* [Task]: Reproduce all of the data that follows, character for character.

* [Records shown]:

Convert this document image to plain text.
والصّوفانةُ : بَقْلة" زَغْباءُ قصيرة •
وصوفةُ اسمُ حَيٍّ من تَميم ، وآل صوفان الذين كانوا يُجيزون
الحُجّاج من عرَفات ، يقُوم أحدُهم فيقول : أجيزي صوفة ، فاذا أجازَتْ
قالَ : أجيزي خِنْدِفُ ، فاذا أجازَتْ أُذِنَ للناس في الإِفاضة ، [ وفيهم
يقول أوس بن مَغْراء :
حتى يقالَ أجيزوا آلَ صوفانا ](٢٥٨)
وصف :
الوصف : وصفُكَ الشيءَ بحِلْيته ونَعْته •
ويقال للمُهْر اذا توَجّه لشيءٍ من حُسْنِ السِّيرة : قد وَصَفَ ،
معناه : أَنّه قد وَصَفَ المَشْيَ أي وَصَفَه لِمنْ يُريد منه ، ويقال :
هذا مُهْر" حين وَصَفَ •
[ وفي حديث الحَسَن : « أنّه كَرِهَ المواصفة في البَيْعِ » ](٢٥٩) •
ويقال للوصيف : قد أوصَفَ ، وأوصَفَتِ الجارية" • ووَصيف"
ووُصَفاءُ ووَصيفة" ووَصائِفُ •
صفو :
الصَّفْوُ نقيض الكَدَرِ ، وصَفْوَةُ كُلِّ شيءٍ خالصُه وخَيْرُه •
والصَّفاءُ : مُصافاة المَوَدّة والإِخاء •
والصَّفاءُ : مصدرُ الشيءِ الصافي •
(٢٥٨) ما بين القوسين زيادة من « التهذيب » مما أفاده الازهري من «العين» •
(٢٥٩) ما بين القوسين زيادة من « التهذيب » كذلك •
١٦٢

* [Completed task]:
Convert this document image to plain text.
والصّوفانةُ : بَقْلة" زَغْباءُ قصيرة •
وصوفةُ اسمُ حَيٍّ من تَميم ، وآل صوفان الذين كانوا يُجيزون
الحُجّاج من عرَفات ، يقُوم أحدُهم فيقول : أجيزي صوفة ، فاذا أجازَتْ
قالَ : أجيزي خِنْدِفُ ، فاذا أجازَتْ أُذِنَ للناس في الإِفاضة ، [ وفيهم
يقول أوس بن مَغْراء :
حتى يقالَ أجيزوا آلَ صوفانا ](٢٥٨)
وصف :
الوصف : وصفُكَ الشيءَ بحِلْيته ونَعْته •
ويقال للمُهْر اذا توَجّه لشيءٍ من حُسْنِ السِّيرة : قد وَصَفَ ،
معناه : أَنّه قد وَصَفَ المَشْيَ أي وَصَفَه لِمنْ يُريد منه ، ويقال :
هذا مُهْر" حين وَصَفَ •
[ وفي حديث الحَسَن : « أنّه كَرِهَ المواصفة في البَيْعِ » ](٢٥٩) •
ويقال للوصيف : قد أوصَفَ ، وأوصَفَتِ الجارية" • ووَصيف"
ووُصَفاءُ ووَصيفة" ووَصائِفُ •
صفو :
الصَّفْوُ نقيض الكَدَرِ ، وصَفْوَةُ كُلِّ شيءٍ خالصُه وخَيْرُه •
والصَّفاءُ : مُصافاة المَوَدّة والإِخاء •
والصَّفاءُ : مصدرُ الشيءِ الصافي •
(٢٥٨) ما بين القوسين زيادة من « التهذيب » مما أفاده الازهري من «العين» •
(٢٥٩) ما بين القوسين زيادة من « التهذيب » كذلك •
١٦٢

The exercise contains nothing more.